* _Selected extract_

It's resolvable, though, but thinking about how we communicate. Otherwise, expect more and more developers to become more and more insular. Not what we want, is it?

"Practice what you preach, buddy."

I'm sorry I showed you up, but in my world highlighting something hurtful (even when not intentional!) is better than losing valuable developers. I'd encourage you, and everyone here, to step back and consider this from a community health perspective and realize that when we pull support away from people's human needs through our communication, people get hurt and eventually leave. If I must choose between a developer and a user, I also know which side of that I will take.

By Aaron J. Seigo at Mon, 01/11/2010 - 19:01

That's true in the online world people easily forget about other people's feelings and want them to act like emotionless robots or something in the like.

However I have taken the time to read this bug and I must say the initial poster did _everything_ right:
1. He clearly explained his issue.
2. He provided a patch.

That's great. But what happened? Nothing helpful. For 2 years. He probably got frustrated and went away and never again will write a patch. And then our beloved trolls that didn't contribute anything took the chance trumped in and ranted...

So the first problem to solve in such and similar cases isn't the trolls. The first problem to solve is asking oneself: How can I avoid frustrating thoughtful people and let them feel useful even if I don't like their patch (at least not in that state)? How can I show them a way to solve their problem in a way that pleases me, too?

This is what went totally wrong with that bug.

* _Data extracts_
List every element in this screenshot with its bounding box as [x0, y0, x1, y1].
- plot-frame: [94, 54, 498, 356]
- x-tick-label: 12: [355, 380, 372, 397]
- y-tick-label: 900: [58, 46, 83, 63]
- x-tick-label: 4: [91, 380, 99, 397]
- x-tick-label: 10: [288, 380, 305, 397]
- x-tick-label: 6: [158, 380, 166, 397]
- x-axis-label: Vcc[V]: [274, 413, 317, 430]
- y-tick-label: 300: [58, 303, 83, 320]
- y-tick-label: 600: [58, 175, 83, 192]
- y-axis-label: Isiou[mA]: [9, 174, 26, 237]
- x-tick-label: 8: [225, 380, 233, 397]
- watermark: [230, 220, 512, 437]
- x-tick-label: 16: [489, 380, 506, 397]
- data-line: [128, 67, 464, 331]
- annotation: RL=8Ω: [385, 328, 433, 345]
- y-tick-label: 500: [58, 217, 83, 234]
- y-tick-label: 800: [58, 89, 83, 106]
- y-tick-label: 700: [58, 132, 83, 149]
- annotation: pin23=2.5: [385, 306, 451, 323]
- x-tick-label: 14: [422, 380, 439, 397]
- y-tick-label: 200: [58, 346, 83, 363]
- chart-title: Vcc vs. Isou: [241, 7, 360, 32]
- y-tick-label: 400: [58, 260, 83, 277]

* _Exercise prompt_
Summarize the comment thread about communicating with developers in two sentences.

* _Result below_
The first comment, by Aaron J. Seigo, argues that pointing out hurtful communication is better than losing valuable developers, because people who are denied support for their human needs get hurt and eventually leave. A reply agrees that people online forget others' feelings, but it says the real failure in the bug was that the initial poster explained his issue clearly and provided a patch yet received nothing helpful for two years, so the first problem is how to avoid frustrating thoughtful contributors and let them feel useful.